__Stated problem__. Could you write out every line of the listing below, character for character, with nothing changed?

Entries supplied start

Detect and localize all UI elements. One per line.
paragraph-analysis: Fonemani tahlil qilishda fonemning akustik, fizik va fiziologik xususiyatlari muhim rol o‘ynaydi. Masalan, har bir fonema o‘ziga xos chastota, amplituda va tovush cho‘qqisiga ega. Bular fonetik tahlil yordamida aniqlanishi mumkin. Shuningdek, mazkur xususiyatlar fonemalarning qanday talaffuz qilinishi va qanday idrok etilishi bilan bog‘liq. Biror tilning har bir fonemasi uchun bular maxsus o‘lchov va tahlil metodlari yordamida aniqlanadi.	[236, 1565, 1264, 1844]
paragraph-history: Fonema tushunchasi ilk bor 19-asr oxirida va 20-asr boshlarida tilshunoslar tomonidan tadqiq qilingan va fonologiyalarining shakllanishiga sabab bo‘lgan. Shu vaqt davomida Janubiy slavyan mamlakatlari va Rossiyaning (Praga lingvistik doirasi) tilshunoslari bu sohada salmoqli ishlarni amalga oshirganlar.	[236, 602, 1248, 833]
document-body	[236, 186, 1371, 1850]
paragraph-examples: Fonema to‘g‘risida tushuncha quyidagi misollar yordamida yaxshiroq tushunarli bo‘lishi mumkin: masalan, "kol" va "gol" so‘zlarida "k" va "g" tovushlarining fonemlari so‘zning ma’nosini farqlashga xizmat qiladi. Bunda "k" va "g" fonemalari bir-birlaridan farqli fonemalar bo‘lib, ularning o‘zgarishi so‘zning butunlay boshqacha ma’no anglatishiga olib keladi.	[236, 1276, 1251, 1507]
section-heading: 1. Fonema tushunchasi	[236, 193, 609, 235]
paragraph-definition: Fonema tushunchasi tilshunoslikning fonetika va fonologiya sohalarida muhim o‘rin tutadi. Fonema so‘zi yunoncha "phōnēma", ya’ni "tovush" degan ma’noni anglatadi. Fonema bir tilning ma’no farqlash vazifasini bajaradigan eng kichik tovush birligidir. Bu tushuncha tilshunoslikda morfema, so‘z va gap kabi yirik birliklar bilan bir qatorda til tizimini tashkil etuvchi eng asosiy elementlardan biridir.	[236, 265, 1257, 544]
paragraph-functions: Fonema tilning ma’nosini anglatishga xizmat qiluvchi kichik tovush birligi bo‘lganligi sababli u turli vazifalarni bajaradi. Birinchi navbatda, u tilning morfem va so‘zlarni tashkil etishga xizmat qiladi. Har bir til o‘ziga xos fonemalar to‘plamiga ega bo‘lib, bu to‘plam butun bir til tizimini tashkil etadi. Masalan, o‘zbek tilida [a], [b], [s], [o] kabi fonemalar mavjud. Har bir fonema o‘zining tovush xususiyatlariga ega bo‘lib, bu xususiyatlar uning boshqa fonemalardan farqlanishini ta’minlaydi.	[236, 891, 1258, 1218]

Entries supplied end

__Full output__.
Detect and localize all UI elements. One per line.
paragraph-analysis: Fonemani tahlil qilishda fonemning akustik, fizik va fiziologik xususiyatlari muhim rol o‘ynaydi. Masalan, har bir fonema o‘ziga xos chastota, amplituda va tovush cho‘qqisiga ega. Bular fonetik tahlil yordamida aniqlanishi mumkin. Shuningdek, mazkur xususiyatlar fonemalarning qanday talaffuz qilinishi va qanday idrok etilishi bilan bog‘liq. Biror tilning har bir fonemasi uchun bular maxsus o‘lchov va tahlil metodlari yordamida aniqlanadi.	[236, 1565, 1264, 1844]
paragraph-history: Fonema tushunchasi ilk bor 19-asr oxirida va 20-asr boshlarida tilshunoslar tomonidan tadqiq qilingan va fonologiyalarining shakllanishiga sabab bo‘lgan. Shu vaqt davomida Janubiy slavyan mamlakatlari va Rossiyaning (Praga lingvistik doirasi) tilshunoslari bu sohada salmoqli ishlarni amalga oshirganlar.	[236, 602, 1248, 833]
document-body	[236, 186, 1371, 1850]
paragraph-examples: Fonema to‘g‘risida tushuncha quyidagi misollar yordamida yaxshiroq tushunarli bo‘lishi mumkin: masalan, "kol" va "gol" so‘zlarida "k" va "g" tovushlarining fonemlari so‘zning ma’nosini farqlashga xizmat qiladi. Bunda "k" va "g" fonemalari bir-birlaridan farqli fonemalar bo‘lib, ularning o‘zgarishi so‘zning butunlay boshqacha ma’no anglatishiga olib keladi.	[236, 1276, 1251, 1507]
section-heading: 1. Fonema tushunchasi	[236, 193, 609, 235]
paragraph-definition: Fonema tushunchasi tilshunoslikning fonetika va fonologiya sohalarida muhim o‘rin tutadi. Fonema so‘zi yunoncha "phōnēma", ya’ni "tovush" degan ma’noni anglatadi. Fonema bir tilning ma’no farqlash vazifasini bajaradigan eng kichik tovush birligidir. Bu tushuncha tilshunoslikda morfema, so‘z va gap kabi yirik birliklar bilan bir qatorda til tizimini tashkil etuvchi eng asosiy elementlardan biridir.	[236, 265, 1257, 544]
paragraph-functions: Fonema tilning ma’nosini anglatishga xizmat qiluvchi kichik tovush birligi bo‘lganligi sababli u turli vazifalarni bajaradi. Birinchi navbatda, u tilning morfem va so‘zlarni tashkil etishga xizmat qiladi. Har bir til o‘ziga xos fonemalar to‘plamiga ega bo‘lib, bu to‘plam butun bir til tizimini tashkil etadi. Masalan, o‘zbek tilida [a], [b], [s], [o] kabi fonemalar mavjud. Har bir fonema o‘zining tovush xususiyatlariga ega bo‘lib, bu xususiyatlar uning boshqa fonemalardan farqlanishini ta’minlaydi.	[236, 891, 1258, 1218]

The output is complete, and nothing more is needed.